======== Supplied data
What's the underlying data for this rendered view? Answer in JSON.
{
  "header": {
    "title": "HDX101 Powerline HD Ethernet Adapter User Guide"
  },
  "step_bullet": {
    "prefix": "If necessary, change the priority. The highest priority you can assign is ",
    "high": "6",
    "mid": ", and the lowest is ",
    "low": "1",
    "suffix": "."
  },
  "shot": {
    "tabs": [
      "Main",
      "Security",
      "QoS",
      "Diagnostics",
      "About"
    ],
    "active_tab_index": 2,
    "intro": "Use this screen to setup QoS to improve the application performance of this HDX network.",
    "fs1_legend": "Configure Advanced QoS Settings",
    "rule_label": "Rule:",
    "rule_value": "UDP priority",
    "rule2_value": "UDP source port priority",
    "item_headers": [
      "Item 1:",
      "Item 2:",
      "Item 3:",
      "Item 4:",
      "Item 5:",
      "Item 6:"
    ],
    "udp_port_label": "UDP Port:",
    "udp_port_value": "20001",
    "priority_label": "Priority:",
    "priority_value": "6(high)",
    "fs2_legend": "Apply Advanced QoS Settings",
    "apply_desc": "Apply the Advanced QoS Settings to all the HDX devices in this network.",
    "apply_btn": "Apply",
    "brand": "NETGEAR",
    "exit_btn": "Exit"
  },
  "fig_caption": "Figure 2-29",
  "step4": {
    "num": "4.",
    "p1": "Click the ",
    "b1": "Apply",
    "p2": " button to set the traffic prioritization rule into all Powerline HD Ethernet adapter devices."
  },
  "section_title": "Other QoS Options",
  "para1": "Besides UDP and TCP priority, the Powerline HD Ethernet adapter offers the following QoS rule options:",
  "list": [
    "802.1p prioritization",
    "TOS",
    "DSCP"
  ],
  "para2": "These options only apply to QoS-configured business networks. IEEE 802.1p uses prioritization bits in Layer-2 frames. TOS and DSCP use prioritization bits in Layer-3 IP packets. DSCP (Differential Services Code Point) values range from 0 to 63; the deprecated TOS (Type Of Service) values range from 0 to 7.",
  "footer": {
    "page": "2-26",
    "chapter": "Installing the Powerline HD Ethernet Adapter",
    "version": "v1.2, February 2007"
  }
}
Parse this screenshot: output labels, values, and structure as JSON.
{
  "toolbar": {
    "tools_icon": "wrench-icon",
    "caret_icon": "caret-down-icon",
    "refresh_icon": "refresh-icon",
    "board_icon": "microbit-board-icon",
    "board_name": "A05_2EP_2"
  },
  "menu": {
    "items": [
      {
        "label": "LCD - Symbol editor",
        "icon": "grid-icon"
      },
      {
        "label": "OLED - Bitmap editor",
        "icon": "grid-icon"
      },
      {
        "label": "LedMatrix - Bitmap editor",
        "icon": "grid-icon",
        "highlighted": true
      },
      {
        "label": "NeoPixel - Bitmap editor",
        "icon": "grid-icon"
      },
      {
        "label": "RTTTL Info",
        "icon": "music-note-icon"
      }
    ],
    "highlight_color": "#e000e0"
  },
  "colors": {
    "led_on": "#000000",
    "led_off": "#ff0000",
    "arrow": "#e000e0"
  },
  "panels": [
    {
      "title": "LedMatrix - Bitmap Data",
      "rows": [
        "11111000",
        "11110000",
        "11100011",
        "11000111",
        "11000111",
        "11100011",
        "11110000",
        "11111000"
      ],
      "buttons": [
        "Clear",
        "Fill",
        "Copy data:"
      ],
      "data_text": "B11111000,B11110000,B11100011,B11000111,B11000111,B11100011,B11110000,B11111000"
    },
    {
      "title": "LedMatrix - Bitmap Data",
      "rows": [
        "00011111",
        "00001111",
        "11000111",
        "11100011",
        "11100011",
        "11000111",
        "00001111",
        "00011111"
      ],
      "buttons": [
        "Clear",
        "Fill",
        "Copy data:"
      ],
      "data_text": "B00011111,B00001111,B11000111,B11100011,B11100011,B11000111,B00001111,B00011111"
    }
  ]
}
================
* _Exercise_
Your task is to repeat every entry exactly.

* _Exercise output_
What's the underlying data for this rendered view? Answer in JSON.
{
  "header": {
    "title": "HDX101 Powerline HD Ethernet Adapter User Guide"
  },
  "step_bullet": {
    "prefix": "If necessary, change the priority. The highest priority you can assign is ",
    "high": "6",
    "mid": ", and the lowest is ",
    "low": "1",
    "suffix": "."
  },
  "shot": {
    "tabs": [
      "Main",
      "Security",
      "QoS",
      "Diagnostics",
      "About"
    ],
    "active_tab_index": 2,
    "intro": "Use this screen to setup QoS to improve the application performance of this HDX network.",
    "fs1_legend": "Configure Advanced QoS Settings",
    "rule_label": "Rule:",
    "rule_value": "UDP priority",
    "rule2_value": "UDP source port priority",
    "item_headers": [
      "Item 1:",
      "Item 2:",
      "Item 3:",
      "Item 4:",
      "Item 5:",
      "Item 6:"
    ],
    "udp_port_label": "UDP Port:",
    "udp_port_value": "20001",
    "priority_label": "Priority:",
    "priority_value": "6(high)",
    "fs2_legend": "Apply Advanced QoS Settings",
    "apply_desc": "Apply the Advanced QoS Settings to all the HDX devices in this network.",
    "apply_btn": "Apply",
    "brand": "NETGEAR",
    "exit_btn": "Exit"
  },
  "fig_caption": "Figure 2-29",
  "step4": {
    "num": "4.",
    "p1": "Click the ",
    "b1": "Apply",
    "p2": " button to set the traffic prioritization rule into all Powerline HD Ethernet adapter devices."
  },
  "section_title": "Other QoS Options",
  "para1": "Besides UDP and TCP priority, the Powerline HD Ethernet adapter offers the following QoS rule options:",
  "list": [
    "802.1p prioritization",
    "TOS",
    "DSCP"
  ],
  "para2": "These options only apply to QoS-configured business networks. IEEE 802.1p uses prioritization bits in Layer-2 frames. TOS and DSCP use prioritization bits in Layer-3 IP packets. DSCP (Differential Services Code Point) values range from 0 to 63; the deprecated TOS (Type Of Service) values range from 0 to 7.",
  "footer": {
    "page": "2-26",
    "chapter": "Installing the Powerline HD Ethernet Adapter",
    "version": "v1.2, February 2007"
  }
}
Parse this screenshot: output labels, values, and structure as JSON.
{
  "toolbar": {
    "tools_icon": "wrench-icon",
    "caret_icon": "caret-down-icon",
    "refresh_icon": "refresh-icon",
    "board_icon": "microbit-board-icon",
    "board_name": "A05_2EP_2"
  },
  "menu": {
    "items": [
      {
        "label": "LCD - Symbol editor",
        "icon": "grid-icon"
      },
      {
        "label": "OLED - Bitmap editor",
        "icon": "grid-icon"
      },
      {
        "label": "LedMatrix - Bitmap editor",
        "icon": "grid-icon",
        "highlighted": true
      },
      {
        "label": "NeoPixel - Bitmap editor",
        "icon": "grid-icon"
      },
      {
        "label": "RTTTL Info",
        "icon": "music-note-icon"
      }
    ],
    "highlight_color": "#e000e0"
  },
  "colors": {
    "led_on": "#000000",
    "led_off": "#ff0000",
    "arrow": "#e000e0"
  },
  "panels": [
    {
      "title": "LedMatrix - Bitmap Data",
      "rows": [
        "11111000",
        "11110000",
        "11100011",
        "11000111",
        "11000111",
        "11100011",
        "11110000",
        "11111000"
      ],
      "buttons": [
        "Clear",
        "Fill",
        "Copy data:"
      ],
      "data_text": "B11111000,B11110000,B11100011,B11000111,B11000111,B11100011,B11110000,B11111000"
    },
    {
      "title": "LedMatrix - Bitmap Data",
      "rows": [
        "00011111",
        "00001111",
        "11000111",
        "11100011",
        "11100011",
        "11000111",
        "00001111",
        "00011111"
      ],
      "buttons": [
        "Clear",
        "Fill",
        "Copy data:"
      ],
      "data_text": "B00011111,B00001111,B11000111,B11100011,B11100011,B11000111,B00001111,B00011111"
    }
  ]
}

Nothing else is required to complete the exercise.